:: Aim ::
Pictures do not belong in the copy; restate the records below word for word.

:: Input for this task ::
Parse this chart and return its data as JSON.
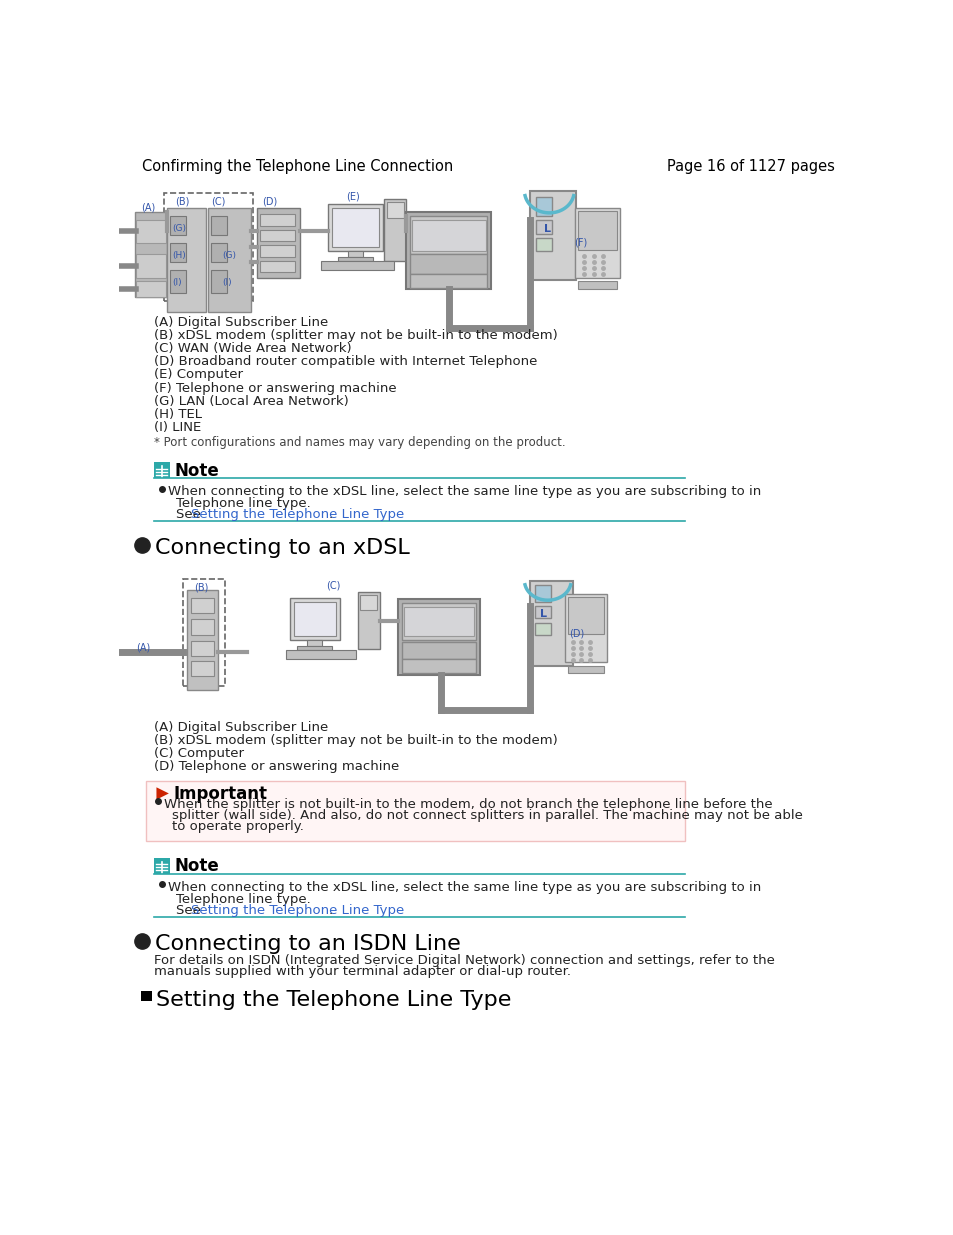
{
  "bg_color": "#ffffff",
  "header_left": "Confirming the Telephone Line Connection",
  "header_right": "Page 16 of 1127 pages",
  "header_color": "#000000",
  "header_fontsize": 10.5,
  "note_icon_color": "#2ca8a8",
  "note_title": "Note",
  "note_title_fontsize": 12,
  "note_line_color": "#2ca8a8",
  "important_icon_color": "#cc2200",
  "important_title": "Important",
  "important_title_fontsize": 12,
  "important_bg_color": "#fff5f5",
  "important_border_color": "#f0c0c0",
  "link_color": "#3366cc",
  "section1_title": "Connecting to an xDSL",
  "section1_fontsize": 16,
  "section2_title": "Connecting to an ISDN Line",
  "section2_fontsize": 16,
  "section3_title": "Setting the Telephone Line Type",
  "section3_fontsize": 16,
  "diagram1_labels": [
    "(A) Digital Subscriber Line",
    "(B) xDSL modem (splitter may not be built-in to the modem)",
    "(C) WAN (Wide Area Network)",
    "(D) Broadband router compatible with Internet Telephone",
    "(E) Computer",
    "(F) Telephone or answering machine",
    "(G) LAN (Local Area Network)",
    "(H) TEL",
    "(I) LINE"
  ],
  "diagram1_note": "* Port configurations and names may vary depending on the product.",
  "diagram2_labels": [
    "(A) Digital Subscriber Line",
    "(B) xDSL modem (splitter may not be built-in to the modem)",
    "(C) Computer",
    "(D) Telephone or answering machine"
  ],
  "section2_text_1": "For details on ISDN (Integrated Service Digital Network) connection and settings, refer to the",
  "section2_text_2": "manuals supplied with your terminal adapter or dial-up router.",
  "text_color": "#222222",
  "body_fontsize": 9.5,
  "small_fontsize": 8.5,
  "note_bullet_text_1": "When connecting to the xDSL line, select the same line type as you are subscribing to in",
  "note_bullet_text_2": "Telephone line type.",
  "note_bullet_text_3": "See ",
  "note_bullet_link": "Setting the Telephone Line Type",
  "note_bullet_period": ".",
  "imp_bullet_text_1": "When the splitter is not built-in to the modem, do not branch the telephone line before the",
  "imp_bullet_text_2": "splitter (wall side). And also, do not connect splitters in parallel. The machine may not be able",
  "imp_bullet_text_3": "to operate properly."
}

:: Answer ::
Parse this chart and return its data as JSON.
{
  "bg_color": "#ffffff",
  "header_left": "Confirming the Telephone Line Connection",
  "header_right": "Page 16 of 1127 pages",
  "header_color": "#000000",
  "header_fontsize": 10.5,
  "note_icon_color": "#2ca8a8",
  "note_title": "Note",
  "note_title_fontsize": 12,
  "note_line_color": "#2ca8a8",
  "important_icon_color": "#cc2200",
  "important_title": "Important",
  "important_title_fontsize": 12,
  "important_bg_color": "#fff5f5",
  "important_border_color": "#f0c0c0",
  "link_color": "#3366cc",
  "section1_title": "Connecting to an xDSL",
  "section1_fontsize": 16,
  "section2_title": "Connecting to an ISDN Line",
  "section2_fontsize": 16,
  "section3_title": "Setting the Telephone Line Type",
  "section3_fontsize": 16,
  "diagram1_labels": [
    "(A) Digital Subscriber Line",
    "(B) xDSL modem (splitter may not be built-in to the modem)",
    "(C) WAN (Wide Area Network)",
    "(D) Broadband router compatible with Internet Telephone",
    "(E) Computer",
    "(F) Telephone or answering machine",
    "(G) LAN (Local Area Network)",
    "(H) TEL",
    "(I) LINE"
  ],
  "diagram1_note": "* Port configurations and names may vary depending on the product.",
  "diagram2_labels": [
    "(A) Digital Subscriber Line",
    "(B) xDSL modem (splitter may not be built-in to the modem)",
    "(C) Computer",
    "(D) Telephone or answering machine"
  ],
  "section2_text_1": "For details on ISDN (Integrated Service Digital Network) connection and settings, refer to the",
  "section2_text_2": "manuals supplied with your terminal adapter or dial-up router.",
  "text_color": "#222222",
  "body_fontsize": 9.5,
  "small_fontsize": 8.5,
  "note_bullet_text_1": "When connecting to the xDSL line, select the same line type as you are subscribing to in",
  "note_bullet_text_2": "Telephone line type.",
  "note_bullet_text_3": "See ",
  "note_bullet_link": "Setting the Telephone Line Type",
  "note_bullet_period": ".",
  "imp_bullet_text_1": "When the splitter is not built-in to the modem, do not branch the telephone line before the",
  "imp_bullet_text_2": "splitter (wall side). And also, do not connect splitters in parallel. The machine may not be able",
  "imp_bullet_text_3": "to operate properly."
}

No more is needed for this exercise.